— begin —

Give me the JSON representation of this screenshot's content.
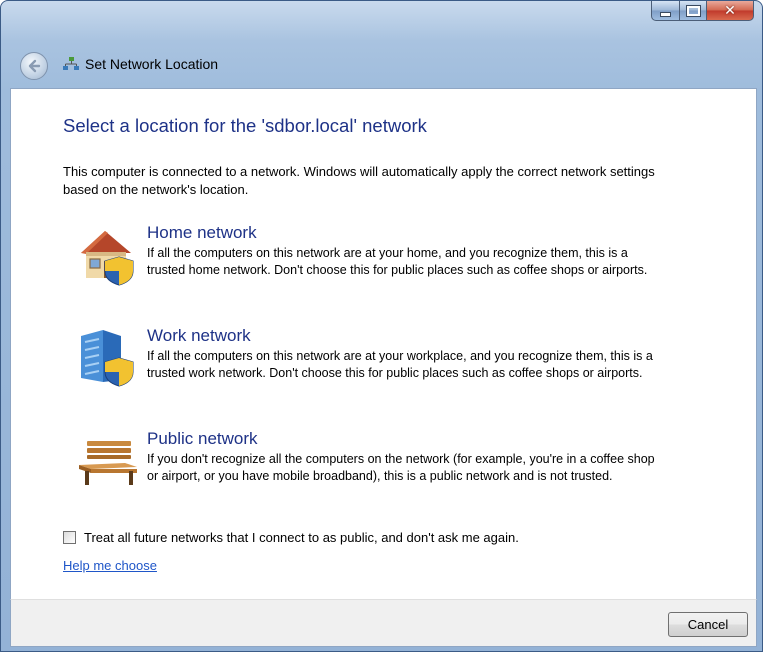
{
  "window": {
    "title": "Set Network Location",
    "caption_buttons": {
      "minimize": "minimize-icon",
      "maximize": "maximize-icon",
      "close": "close-icon"
    }
  },
  "heading": "Select a location for the 'sdbor.local' network",
  "intro": "This computer is connected to a network. Windows will automatically apply the correct network settings based on the network's location.",
  "options": [
    {
      "title": "Home network",
      "description": "If all the computers on this network are at your home, and you recognize them, this is a trusted home network.  Don't choose this for public places such as coffee shops or airports.",
      "icon": "home-network-icon"
    },
    {
      "title": "Work network",
      "description": "If all the computers on this network are at your workplace, and you recognize them, this is a trusted work network.  Don't choose this for public places such as coffee shops or airports.",
      "icon": "work-network-icon"
    },
    {
      "title": "Public network",
      "description": "If you don't recognize all the computers on the network (for example, you're in a coffee shop or airport, or you have mobile broadband), this is a public network and is not trusted.",
      "icon": "public-network-icon"
    }
  ],
  "checkbox": {
    "label": "Treat all future networks that I connect to as public, and don't ask me again.",
    "checked": false
  },
  "help_link": "Help me choose",
  "footer": {
    "cancel_label": "Cancel"
  },
  "colors": {
    "heading": "#1e3287",
    "link": "#1f56c8",
    "frame": "#a9c3e0"
  }
}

— end —

WORK INSTRUCTIONS: Return the listing above in full and without alteration, excluding its pictures.

FINISHED TASK:
Give me the JSON representation of this screenshot's content.
{
  "window": {
    "title": "Set Network Location",
    "caption_buttons": {
      "minimize": "minimize-icon",
      "maximize": "maximize-icon",
      "close": "close-icon"
    }
  },
  "heading": "Select a location for the 'sdbor.local' network",
  "intro": "This computer is connected to a network. Windows will automatically apply the correct network settings based on the network's location.",
  "options": [
    {
      "title": "Home network",
      "description": "If all the computers on this network are at your home, and you recognize them, this is a trusted home network.  Don't choose this for public places such as coffee shops or airports.",
      "icon": "home-network-icon"
    },
    {
      "title": "Work network",
      "description": "If all the computers on this network are at your workplace, and you recognize them, this is a trusted work network.  Don't choose this for public places such as coffee shops or airports.",
      "icon": "work-network-icon"
    },
    {
      "title": "Public network",
      "description": "If you don't recognize all the computers on the network (for example, you're in a coffee shop or airport, or you have mobile broadband), this is a public network and is not trusted.",
      "icon": "public-network-icon"
    }
  ],
  "checkbox": {
    "label": "Treat all future networks that I connect to as public, and don't ask me again.",
    "checked": false
  },
  "help_link": "Help me choose",
  "footer": {
    "cancel_label": "Cancel"
  },
  "colors": {
    "heading": "#1e3287",
    "link": "#1f56c8",
    "frame": "#a9c3e0"
  }
}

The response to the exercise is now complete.